## Required task
Search the records for "title". Copy every line where it appears.

## Exercise inputs
────────

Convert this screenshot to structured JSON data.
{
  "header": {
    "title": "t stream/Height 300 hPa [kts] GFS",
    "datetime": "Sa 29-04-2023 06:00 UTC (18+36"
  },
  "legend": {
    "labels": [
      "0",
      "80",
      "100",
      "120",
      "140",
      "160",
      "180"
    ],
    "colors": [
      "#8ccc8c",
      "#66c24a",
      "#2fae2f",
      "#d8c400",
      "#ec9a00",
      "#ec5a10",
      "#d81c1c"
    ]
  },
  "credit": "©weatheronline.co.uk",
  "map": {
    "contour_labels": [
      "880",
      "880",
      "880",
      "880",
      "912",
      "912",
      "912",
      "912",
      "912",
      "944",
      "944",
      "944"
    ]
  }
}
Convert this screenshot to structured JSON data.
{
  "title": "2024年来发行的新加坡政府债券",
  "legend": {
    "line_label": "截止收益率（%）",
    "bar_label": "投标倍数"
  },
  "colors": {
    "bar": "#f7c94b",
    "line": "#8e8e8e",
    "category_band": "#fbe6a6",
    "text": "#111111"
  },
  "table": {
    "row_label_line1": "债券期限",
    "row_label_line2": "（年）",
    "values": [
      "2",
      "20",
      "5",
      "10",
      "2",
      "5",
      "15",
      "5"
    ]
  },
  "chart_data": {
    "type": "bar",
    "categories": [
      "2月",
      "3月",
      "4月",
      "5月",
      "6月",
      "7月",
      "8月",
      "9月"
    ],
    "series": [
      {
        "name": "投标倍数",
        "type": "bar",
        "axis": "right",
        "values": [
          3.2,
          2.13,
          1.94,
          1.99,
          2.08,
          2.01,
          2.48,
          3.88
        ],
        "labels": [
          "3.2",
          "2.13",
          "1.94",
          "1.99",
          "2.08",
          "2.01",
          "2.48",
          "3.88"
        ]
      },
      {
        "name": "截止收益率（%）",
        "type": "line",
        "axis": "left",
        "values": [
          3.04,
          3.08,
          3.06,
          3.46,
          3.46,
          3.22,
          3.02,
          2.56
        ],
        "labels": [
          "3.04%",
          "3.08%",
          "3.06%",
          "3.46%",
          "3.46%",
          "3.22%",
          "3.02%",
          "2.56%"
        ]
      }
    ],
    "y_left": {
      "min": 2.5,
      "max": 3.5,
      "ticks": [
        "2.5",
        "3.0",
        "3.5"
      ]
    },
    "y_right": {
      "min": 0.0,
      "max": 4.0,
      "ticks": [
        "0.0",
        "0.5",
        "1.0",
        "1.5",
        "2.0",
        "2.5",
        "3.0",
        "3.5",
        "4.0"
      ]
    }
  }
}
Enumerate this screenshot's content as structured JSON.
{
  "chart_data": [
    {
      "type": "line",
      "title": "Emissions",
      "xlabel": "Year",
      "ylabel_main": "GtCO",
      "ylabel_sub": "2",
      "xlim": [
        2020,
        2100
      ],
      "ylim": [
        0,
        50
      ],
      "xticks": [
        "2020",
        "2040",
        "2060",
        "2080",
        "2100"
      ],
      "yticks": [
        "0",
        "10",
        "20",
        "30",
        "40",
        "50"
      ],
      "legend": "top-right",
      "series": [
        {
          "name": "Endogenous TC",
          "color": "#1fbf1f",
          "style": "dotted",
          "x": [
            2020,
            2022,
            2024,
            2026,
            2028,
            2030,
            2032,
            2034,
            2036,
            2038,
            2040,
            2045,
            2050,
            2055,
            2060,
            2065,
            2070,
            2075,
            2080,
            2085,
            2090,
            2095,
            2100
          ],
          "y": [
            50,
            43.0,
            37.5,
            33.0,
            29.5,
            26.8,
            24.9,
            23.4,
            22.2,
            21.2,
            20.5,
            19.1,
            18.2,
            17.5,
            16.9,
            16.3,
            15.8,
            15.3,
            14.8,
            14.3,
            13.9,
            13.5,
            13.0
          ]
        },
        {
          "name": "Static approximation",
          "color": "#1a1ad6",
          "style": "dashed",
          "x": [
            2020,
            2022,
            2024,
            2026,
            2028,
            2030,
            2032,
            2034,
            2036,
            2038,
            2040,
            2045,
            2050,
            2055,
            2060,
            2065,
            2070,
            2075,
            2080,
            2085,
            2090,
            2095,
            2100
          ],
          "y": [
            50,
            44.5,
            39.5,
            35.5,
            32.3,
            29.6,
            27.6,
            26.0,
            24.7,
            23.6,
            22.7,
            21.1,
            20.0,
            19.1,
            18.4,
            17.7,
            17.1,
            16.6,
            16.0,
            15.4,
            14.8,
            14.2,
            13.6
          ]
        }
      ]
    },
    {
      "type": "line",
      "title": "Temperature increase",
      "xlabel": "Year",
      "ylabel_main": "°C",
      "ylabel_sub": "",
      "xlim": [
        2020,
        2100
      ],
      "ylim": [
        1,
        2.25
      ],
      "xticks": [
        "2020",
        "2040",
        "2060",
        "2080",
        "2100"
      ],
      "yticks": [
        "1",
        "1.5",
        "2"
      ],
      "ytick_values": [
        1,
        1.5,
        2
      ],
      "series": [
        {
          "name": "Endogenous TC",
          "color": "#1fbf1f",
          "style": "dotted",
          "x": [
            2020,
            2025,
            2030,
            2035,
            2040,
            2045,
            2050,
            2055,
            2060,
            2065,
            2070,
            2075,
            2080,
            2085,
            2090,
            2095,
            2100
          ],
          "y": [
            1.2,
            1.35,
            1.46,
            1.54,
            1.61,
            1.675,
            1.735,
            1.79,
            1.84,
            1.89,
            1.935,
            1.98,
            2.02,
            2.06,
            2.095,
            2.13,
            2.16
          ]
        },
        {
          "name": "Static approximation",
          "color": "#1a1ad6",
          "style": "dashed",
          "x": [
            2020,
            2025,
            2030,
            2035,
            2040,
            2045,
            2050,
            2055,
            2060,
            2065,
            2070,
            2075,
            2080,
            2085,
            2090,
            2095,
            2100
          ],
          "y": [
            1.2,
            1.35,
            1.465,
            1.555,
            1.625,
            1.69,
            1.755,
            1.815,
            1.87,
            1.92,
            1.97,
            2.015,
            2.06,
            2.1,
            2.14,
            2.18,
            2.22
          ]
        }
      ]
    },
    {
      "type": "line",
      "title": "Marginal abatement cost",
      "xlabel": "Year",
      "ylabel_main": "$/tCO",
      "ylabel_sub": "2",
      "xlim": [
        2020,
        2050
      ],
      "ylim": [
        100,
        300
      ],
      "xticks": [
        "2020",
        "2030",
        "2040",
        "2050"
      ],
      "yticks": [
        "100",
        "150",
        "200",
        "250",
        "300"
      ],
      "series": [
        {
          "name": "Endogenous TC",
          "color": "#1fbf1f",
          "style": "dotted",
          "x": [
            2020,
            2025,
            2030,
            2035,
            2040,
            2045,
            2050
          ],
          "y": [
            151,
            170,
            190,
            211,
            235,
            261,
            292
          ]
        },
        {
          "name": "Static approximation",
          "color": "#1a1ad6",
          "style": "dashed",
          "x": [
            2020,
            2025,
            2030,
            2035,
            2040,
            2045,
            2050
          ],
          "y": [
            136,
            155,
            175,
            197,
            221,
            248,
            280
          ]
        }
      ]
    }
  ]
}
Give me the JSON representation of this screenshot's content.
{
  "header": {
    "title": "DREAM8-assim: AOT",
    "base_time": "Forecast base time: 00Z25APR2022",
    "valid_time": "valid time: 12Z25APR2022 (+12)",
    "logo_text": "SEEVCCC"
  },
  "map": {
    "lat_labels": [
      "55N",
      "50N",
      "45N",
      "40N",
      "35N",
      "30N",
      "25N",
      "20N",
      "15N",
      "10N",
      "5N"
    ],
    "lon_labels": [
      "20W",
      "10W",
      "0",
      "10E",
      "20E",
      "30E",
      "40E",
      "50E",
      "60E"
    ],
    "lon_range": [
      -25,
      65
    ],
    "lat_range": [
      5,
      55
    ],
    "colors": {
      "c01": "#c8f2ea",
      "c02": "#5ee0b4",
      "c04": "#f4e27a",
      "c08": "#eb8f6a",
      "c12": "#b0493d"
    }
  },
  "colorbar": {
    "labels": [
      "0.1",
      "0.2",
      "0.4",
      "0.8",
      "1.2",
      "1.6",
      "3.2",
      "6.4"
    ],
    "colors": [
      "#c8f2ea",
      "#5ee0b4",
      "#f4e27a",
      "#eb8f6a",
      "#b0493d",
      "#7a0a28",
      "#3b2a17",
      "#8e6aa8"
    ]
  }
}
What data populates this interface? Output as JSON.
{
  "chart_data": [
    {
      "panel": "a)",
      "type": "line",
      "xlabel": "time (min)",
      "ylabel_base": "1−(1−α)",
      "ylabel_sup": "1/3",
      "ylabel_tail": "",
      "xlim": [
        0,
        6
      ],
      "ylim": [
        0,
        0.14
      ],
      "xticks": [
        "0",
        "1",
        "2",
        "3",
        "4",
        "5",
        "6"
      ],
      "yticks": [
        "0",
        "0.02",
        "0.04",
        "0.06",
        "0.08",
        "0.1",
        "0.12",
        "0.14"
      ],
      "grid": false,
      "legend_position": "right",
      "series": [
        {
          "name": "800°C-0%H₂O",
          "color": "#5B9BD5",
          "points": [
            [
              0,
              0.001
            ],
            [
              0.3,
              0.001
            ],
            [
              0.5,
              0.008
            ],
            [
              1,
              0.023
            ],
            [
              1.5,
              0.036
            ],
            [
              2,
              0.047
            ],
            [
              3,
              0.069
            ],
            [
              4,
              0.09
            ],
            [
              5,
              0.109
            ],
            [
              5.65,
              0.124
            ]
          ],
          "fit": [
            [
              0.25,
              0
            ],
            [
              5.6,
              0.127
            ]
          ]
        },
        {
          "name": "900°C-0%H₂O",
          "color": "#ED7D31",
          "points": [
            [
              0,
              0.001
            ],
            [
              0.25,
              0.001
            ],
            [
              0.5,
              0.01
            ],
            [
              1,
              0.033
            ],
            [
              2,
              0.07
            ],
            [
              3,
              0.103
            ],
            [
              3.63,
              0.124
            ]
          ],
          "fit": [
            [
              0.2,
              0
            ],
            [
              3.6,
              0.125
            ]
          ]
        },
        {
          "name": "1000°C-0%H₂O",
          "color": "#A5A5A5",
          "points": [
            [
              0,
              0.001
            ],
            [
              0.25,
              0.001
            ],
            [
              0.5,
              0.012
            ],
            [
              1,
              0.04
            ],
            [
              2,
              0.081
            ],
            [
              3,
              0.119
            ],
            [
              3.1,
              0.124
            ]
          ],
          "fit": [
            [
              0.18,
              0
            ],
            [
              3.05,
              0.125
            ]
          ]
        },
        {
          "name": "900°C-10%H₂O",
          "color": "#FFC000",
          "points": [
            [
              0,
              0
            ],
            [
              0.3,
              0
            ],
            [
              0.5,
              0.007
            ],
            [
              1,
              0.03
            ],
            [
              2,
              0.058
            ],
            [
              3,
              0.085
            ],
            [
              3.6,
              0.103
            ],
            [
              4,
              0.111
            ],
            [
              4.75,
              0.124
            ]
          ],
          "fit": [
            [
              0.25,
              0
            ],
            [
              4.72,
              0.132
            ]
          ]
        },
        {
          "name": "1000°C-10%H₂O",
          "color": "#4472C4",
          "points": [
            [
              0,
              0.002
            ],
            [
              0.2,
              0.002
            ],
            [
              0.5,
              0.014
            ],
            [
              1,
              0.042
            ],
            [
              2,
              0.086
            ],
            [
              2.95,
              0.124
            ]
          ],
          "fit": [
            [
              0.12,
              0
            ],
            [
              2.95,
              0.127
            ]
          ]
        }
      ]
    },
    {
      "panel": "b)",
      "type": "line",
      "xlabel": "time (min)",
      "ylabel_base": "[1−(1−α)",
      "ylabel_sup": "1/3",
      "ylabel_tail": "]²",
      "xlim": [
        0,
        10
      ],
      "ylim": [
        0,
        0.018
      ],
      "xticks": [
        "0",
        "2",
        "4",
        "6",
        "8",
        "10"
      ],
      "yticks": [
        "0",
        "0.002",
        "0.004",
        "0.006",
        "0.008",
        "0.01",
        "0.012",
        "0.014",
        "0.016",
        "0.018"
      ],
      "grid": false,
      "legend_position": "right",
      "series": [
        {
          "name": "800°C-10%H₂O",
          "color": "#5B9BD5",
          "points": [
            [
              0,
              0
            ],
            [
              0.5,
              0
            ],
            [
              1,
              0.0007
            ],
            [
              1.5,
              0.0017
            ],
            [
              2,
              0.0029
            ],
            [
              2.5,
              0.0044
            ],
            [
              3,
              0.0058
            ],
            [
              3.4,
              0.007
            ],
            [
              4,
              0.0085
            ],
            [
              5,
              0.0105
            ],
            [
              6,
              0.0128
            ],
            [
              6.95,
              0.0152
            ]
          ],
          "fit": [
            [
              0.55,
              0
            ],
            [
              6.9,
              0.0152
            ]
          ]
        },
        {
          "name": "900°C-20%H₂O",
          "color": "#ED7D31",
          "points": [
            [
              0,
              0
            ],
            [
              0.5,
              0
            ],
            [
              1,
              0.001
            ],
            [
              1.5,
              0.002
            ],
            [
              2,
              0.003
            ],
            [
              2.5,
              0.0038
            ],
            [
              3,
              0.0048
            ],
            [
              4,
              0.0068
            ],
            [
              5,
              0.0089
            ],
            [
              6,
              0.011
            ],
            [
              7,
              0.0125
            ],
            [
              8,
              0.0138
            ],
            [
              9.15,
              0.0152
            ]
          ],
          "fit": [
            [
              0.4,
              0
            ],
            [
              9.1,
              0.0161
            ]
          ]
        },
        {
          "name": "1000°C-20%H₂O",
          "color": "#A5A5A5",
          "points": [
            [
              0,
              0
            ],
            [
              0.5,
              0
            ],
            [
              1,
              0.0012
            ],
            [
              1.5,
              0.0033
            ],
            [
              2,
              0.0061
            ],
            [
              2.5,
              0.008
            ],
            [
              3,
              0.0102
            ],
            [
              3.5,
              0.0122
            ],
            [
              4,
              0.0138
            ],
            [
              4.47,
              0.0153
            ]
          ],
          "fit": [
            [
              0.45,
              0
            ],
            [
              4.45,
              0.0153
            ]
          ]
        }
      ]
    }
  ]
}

────────

## Written answer
    "title": "t stream/Height 300 hPa [kts] GFS",
  "title": "2024年来发行的新加坡政府债券",
      "title": "Emissions",
      "title": "Temperature increase",
      "title": "Marginal abatement cost",
    "title": "DREAM8-assim: AOT",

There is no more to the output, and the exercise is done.